TASK STATEMENT =
Return all lines with the word "fiduciaire" in them.
★ ★ ★ ★
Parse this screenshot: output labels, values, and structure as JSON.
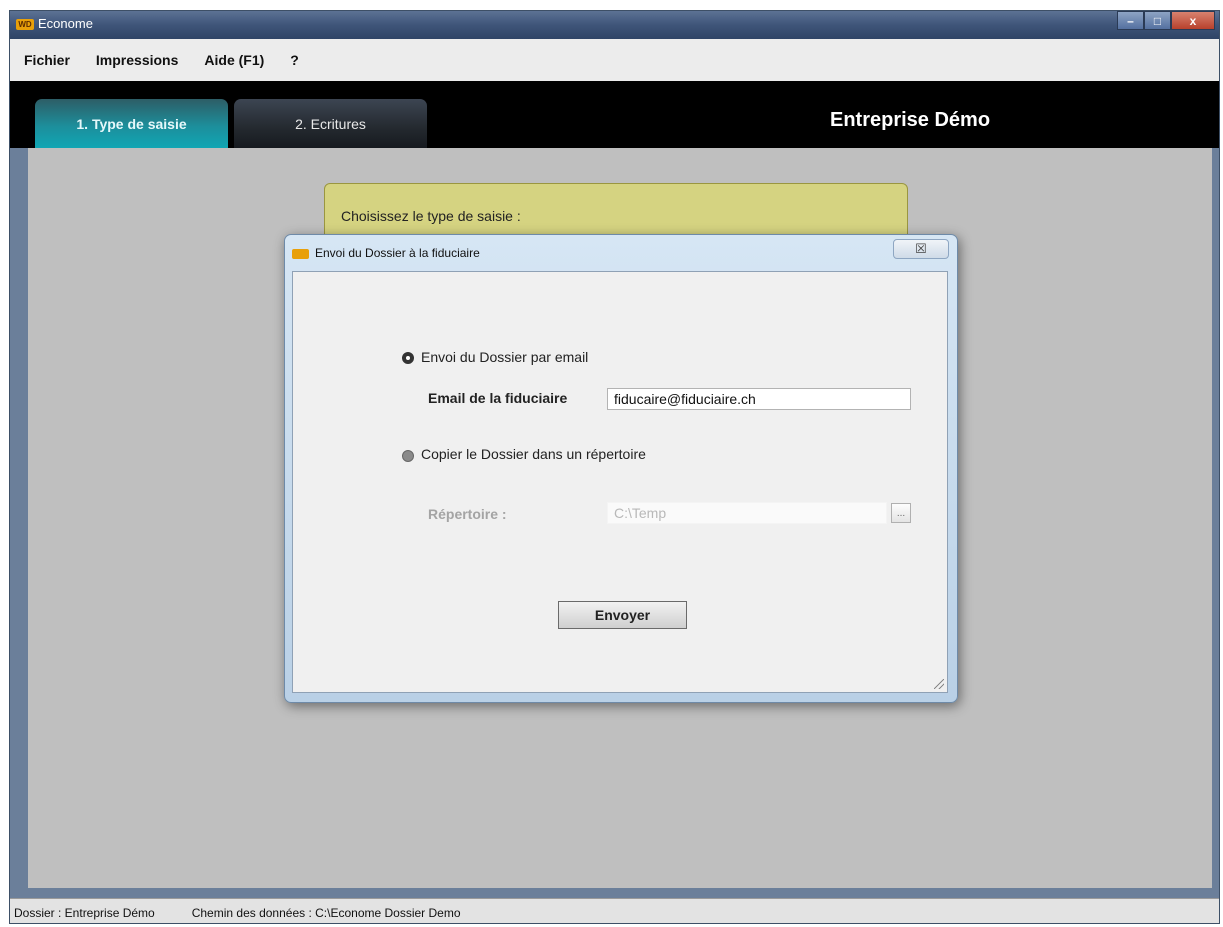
{
  "window": {
    "title": "Econome",
    "logo_text": "WD",
    "controls": {
      "minimize": "–",
      "maximize": "□",
      "close": "x"
    }
  },
  "menu": {
    "items": [
      "Fichier",
      "Impressions",
      "Aide (F1)",
      "?"
    ]
  },
  "tabs": {
    "items": [
      {
        "label": "1. Type de saisie",
        "active": true
      },
      {
        "label": "2. Ecritures",
        "active": false
      }
    ]
  },
  "header": {
    "company": "Entreprise Démo"
  },
  "info_panel": {
    "prompt": "Choisissez le type de saisie :"
  },
  "dialog": {
    "title": "Envoi du Dossier à la fiduciaire",
    "close_glyph": "☒",
    "option_email": {
      "label": "Envoi du Dossier par email",
      "selected": true
    },
    "email_field": {
      "label": "Email de la fiduciaire",
      "value": "fiducaire@fiduciaire.ch"
    },
    "option_copy": {
      "label": "Copier le Dossier dans un répertoire",
      "selected": false
    },
    "directory_field": {
      "label": "Répertoire :",
      "value": "C:\\Temp",
      "browse_label": "..."
    },
    "send_button": "Envoyer"
  },
  "status_bar": {
    "dossier": "Dossier : Entreprise Démo",
    "data_path": "Chemin des données : C:\\Econome Dossier Demo"
  }
}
★ ★ ★ ★
SOLUTION =
    "title": "Envoi du Dossier à la fiduciaire",
      "label": "Email de la fiduciaire",
      "value": "fiducaire@fiduciaire.ch"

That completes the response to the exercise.